Stated problem =>
Return the listing below exactly, with the pictures dropped.

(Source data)
------------------------------------------------------------------------

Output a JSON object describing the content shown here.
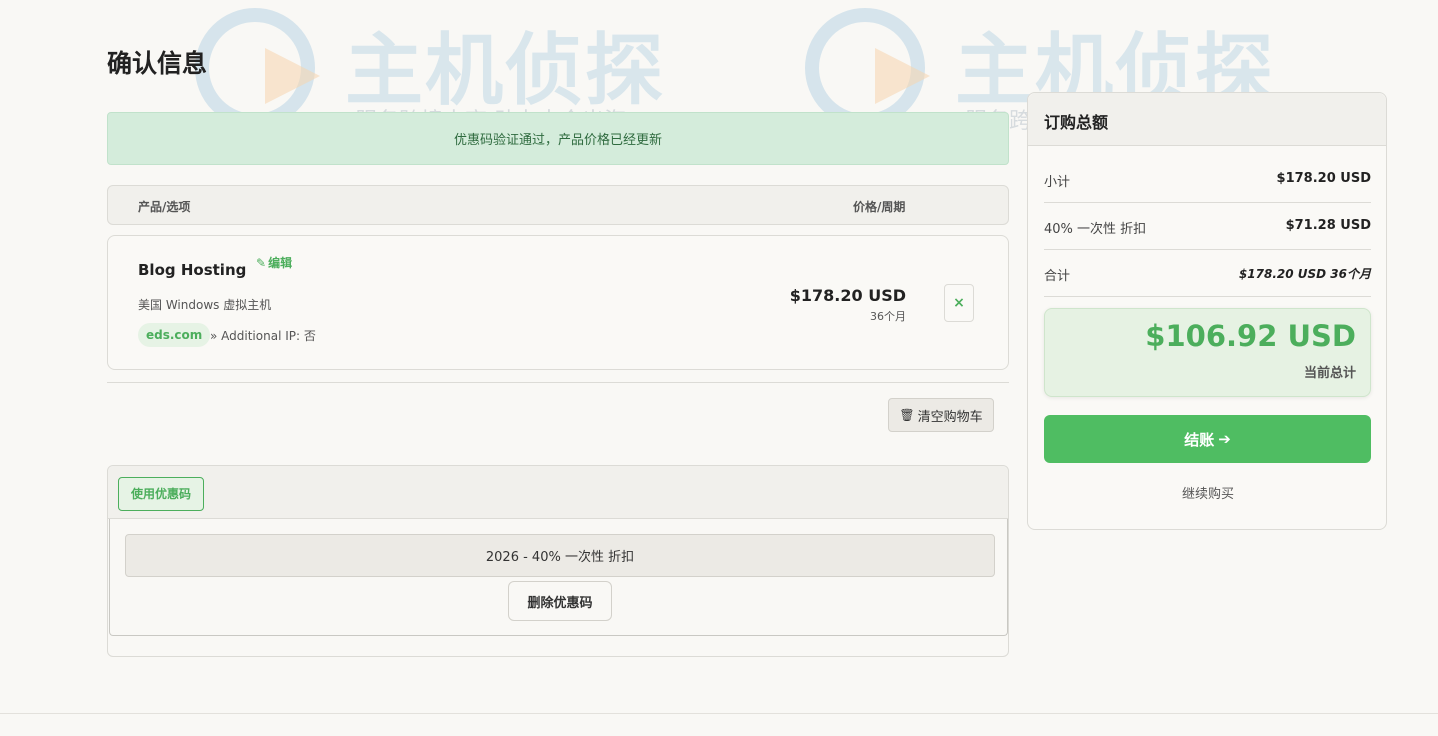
{
  "page": {
    "title": "确认信息"
  },
  "alert": {
    "message": "优惠码验证通过，产品价格已经更新"
  },
  "cart": {
    "headers": {
      "product": "产品/选项",
      "price": "价格/周期"
    },
    "item": {
      "name": "Blog Hosting",
      "edit_label": "编辑",
      "group": "美国 Windows 虚拟主机",
      "domain": "eds.com",
      "option": "» Additional IP: 否",
      "price": "$178.20 USD",
      "cycle": "36个月",
      "remove_symbol": "×"
    },
    "empty_cart_label": "清空购物车"
  },
  "promo": {
    "tab_label": "使用优惠码",
    "applied_code": "2026 - 40% 一次性 折扣",
    "remove_label": "删除优惠码"
  },
  "summary": {
    "title": "订购总额",
    "rows": [
      {
        "label": "小计",
        "value": "$178.20 USD"
      },
      {
        "label": "40% 一次性 折扣",
        "value": "$71.28 USD"
      },
      {
        "label": "合计",
        "value": "$178.20 USD 36个月"
      }
    ],
    "total_amount": "$106.92 USD",
    "total_label": "当前总计",
    "checkout_label": "结账",
    "continue_label": "继续购买"
  },
  "watermark": {
    "title": "主机侦探",
    "subtitle": "服务跨境电商 助力中企出海"
  },
  "colors": {
    "accent": "#4fbd62",
    "success_bg": "#d4ecdb",
    "page_bg": "#f9f8f5"
  }
}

------------------------------------------------------------------------

Solution =>
Output a JSON object describing the content shown here.
{
  "page": {
    "title": "确认信息"
  },
  "alert": {
    "message": "优惠码验证通过，产品价格已经更新"
  },
  "cart": {
    "headers": {
      "product": "产品/选项",
      "price": "价格/周期"
    },
    "item": {
      "name": "Blog Hosting",
      "edit_label": "编辑",
      "group": "美国 Windows 虚拟主机",
      "domain": "eds.com",
      "option": "» Additional IP: 否",
      "price": "$178.20 USD",
      "cycle": "36个月",
      "remove_symbol": "×"
    },
    "empty_cart_label": "清空购物车"
  },
  "promo": {
    "tab_label": "使用优惠码",
    "applied_code": "2026 - 40% 一次性 折扣",
    "remove_label": "删除优惠码"
  },
  "summary": {
    "title": "订购总额",
    "rows": [
      {
        "label": "小计",
        "value": "$178.20 USD"
      },
      {
        "label": "40% 一次性 折扣",
        "value": "$71.28 USD"
      },
      {
        "label": "合计",
        "value": "$178.20 USD 36个月"
      }
    ],
    "total_amount": "$106.92 USD",
    "total_label": "当前总计",
    "checkout_label": "结账",
    "continue_label": "继续购买"
  },
  "watermark": {
    "title": "主机侦探",
    "subtitle": "服务跨境电商 助力中企出海"
  },
  "colors": {
    "accent": "#4fbd62",
    "success_bg": "#d4ecdb",
    "page_bg": "#f9f8f5"
  }
}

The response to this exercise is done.